EXTRACTED DATA:

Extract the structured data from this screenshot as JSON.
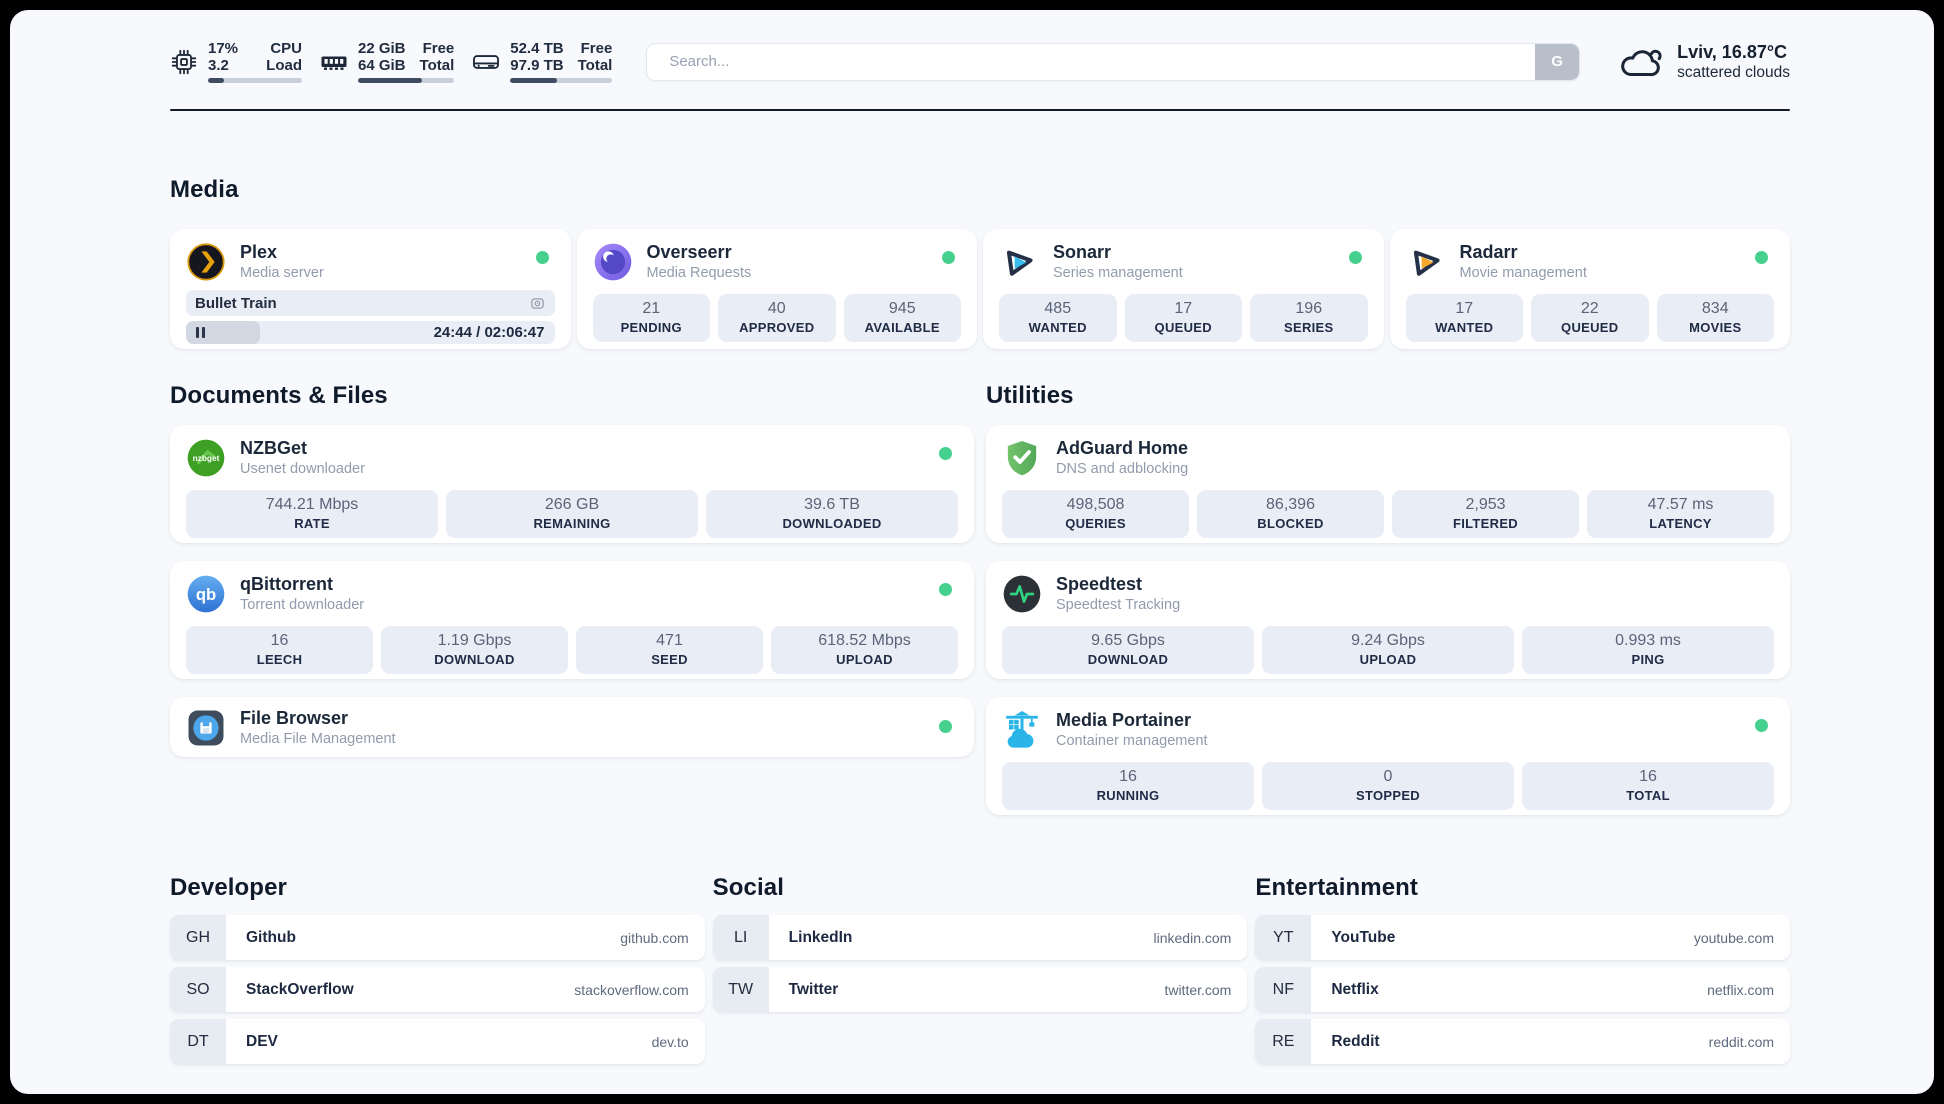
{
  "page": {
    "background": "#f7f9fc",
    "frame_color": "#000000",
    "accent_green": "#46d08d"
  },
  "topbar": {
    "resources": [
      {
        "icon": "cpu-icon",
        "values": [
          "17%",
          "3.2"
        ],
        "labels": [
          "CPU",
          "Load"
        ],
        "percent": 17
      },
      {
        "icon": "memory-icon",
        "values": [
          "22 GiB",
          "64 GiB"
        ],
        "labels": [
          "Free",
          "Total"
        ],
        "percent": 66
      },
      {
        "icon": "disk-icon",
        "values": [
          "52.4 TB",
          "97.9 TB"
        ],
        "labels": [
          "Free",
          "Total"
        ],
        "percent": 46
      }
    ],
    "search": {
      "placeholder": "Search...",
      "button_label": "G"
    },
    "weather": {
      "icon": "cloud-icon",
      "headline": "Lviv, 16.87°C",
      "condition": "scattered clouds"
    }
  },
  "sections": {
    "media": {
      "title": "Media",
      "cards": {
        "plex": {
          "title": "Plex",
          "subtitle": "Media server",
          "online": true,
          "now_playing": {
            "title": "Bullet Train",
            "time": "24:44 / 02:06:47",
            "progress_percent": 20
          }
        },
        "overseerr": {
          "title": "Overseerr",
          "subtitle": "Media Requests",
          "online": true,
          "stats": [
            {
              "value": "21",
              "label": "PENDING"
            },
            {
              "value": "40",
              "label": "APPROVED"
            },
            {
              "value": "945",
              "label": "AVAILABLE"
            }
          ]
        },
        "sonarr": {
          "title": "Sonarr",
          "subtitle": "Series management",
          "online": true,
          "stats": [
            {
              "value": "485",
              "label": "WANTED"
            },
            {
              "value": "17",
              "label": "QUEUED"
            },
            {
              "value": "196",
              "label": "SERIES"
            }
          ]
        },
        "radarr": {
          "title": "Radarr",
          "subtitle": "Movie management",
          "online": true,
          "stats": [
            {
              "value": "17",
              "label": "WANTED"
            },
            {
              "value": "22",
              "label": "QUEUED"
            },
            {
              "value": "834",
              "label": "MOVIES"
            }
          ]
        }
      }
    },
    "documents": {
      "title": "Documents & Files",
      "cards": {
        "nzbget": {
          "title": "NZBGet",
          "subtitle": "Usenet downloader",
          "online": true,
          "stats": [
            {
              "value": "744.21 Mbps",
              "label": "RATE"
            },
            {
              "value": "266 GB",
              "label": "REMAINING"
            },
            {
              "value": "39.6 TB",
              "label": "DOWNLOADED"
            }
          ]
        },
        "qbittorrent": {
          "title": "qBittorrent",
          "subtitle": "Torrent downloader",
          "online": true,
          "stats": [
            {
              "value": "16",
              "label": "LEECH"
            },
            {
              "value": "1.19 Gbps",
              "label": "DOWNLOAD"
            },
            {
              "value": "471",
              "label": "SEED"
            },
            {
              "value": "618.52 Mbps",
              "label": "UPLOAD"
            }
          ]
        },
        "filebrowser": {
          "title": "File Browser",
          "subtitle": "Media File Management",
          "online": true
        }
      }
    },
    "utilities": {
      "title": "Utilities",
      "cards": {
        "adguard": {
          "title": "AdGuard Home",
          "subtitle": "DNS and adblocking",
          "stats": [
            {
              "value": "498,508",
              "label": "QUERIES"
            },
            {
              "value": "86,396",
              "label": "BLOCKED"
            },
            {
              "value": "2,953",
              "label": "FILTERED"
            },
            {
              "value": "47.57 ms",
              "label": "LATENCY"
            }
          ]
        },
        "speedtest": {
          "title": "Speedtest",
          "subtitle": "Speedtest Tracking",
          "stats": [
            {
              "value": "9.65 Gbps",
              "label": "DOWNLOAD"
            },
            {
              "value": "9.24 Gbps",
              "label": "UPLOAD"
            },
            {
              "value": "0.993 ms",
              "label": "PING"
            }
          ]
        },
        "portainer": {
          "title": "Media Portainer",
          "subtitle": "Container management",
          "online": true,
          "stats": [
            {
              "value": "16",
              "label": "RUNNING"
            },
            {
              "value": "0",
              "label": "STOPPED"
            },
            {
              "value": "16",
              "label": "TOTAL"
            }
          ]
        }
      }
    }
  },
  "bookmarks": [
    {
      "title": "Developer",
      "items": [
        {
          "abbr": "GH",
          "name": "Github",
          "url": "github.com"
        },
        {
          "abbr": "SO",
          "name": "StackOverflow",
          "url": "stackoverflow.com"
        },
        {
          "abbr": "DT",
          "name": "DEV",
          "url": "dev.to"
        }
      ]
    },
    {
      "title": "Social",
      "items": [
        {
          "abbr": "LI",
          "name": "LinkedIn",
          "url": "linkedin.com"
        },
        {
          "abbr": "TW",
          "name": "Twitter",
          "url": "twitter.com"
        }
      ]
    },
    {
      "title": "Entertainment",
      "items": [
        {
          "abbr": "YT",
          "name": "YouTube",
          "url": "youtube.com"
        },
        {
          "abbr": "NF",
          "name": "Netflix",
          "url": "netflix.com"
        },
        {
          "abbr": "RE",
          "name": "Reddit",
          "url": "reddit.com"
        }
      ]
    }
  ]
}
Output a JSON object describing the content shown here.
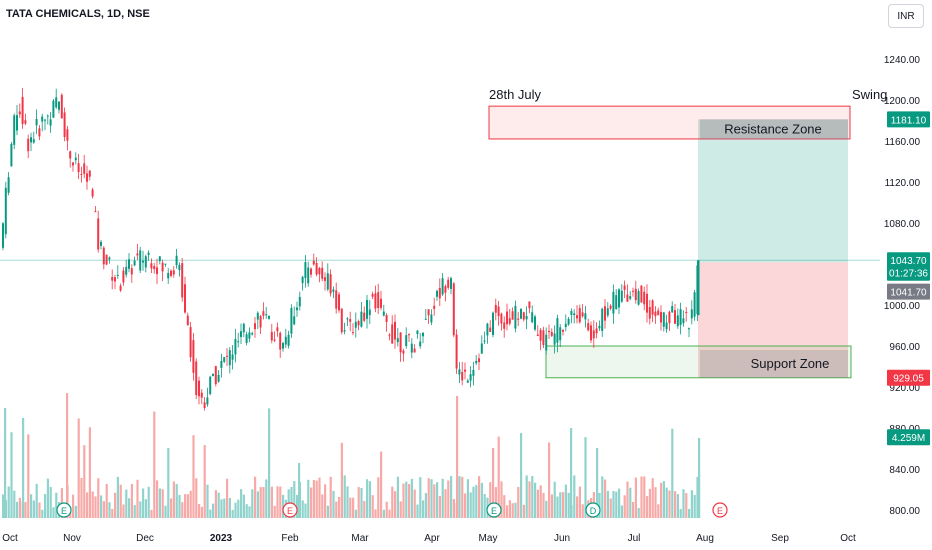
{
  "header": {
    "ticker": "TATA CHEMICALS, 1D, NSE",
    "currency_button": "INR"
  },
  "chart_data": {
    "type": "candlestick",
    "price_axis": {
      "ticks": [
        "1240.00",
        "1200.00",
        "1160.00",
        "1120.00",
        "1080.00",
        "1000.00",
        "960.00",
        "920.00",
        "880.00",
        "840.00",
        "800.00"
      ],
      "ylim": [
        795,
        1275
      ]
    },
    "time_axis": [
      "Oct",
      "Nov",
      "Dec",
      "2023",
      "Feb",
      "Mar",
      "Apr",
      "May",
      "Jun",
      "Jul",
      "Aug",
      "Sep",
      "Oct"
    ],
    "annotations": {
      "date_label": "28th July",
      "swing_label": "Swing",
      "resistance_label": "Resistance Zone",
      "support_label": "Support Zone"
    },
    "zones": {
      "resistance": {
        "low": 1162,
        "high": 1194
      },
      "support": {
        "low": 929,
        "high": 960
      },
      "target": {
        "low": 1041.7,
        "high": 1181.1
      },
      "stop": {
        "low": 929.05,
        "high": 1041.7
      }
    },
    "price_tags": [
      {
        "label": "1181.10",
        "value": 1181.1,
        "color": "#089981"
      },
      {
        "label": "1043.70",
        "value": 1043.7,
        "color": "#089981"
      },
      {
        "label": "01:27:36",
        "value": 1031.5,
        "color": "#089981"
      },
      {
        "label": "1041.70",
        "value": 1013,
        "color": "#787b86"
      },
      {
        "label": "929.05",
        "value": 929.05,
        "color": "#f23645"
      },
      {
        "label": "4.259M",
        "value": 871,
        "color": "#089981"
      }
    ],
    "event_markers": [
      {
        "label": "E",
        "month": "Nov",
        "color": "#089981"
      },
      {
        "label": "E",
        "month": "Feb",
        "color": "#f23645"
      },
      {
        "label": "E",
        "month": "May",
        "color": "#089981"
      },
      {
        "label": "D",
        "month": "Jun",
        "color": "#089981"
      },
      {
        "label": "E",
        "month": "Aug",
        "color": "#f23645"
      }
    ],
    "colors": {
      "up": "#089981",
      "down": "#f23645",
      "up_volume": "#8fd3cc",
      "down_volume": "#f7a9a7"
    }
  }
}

THE EXERCISE:
Gather each line of the records holding the string "Gbps".

EXERCISE RESULT:
              "value": "1.19 Gbps",
              "value": "9.65 Gbps",
              "value": "9.24 Gbps",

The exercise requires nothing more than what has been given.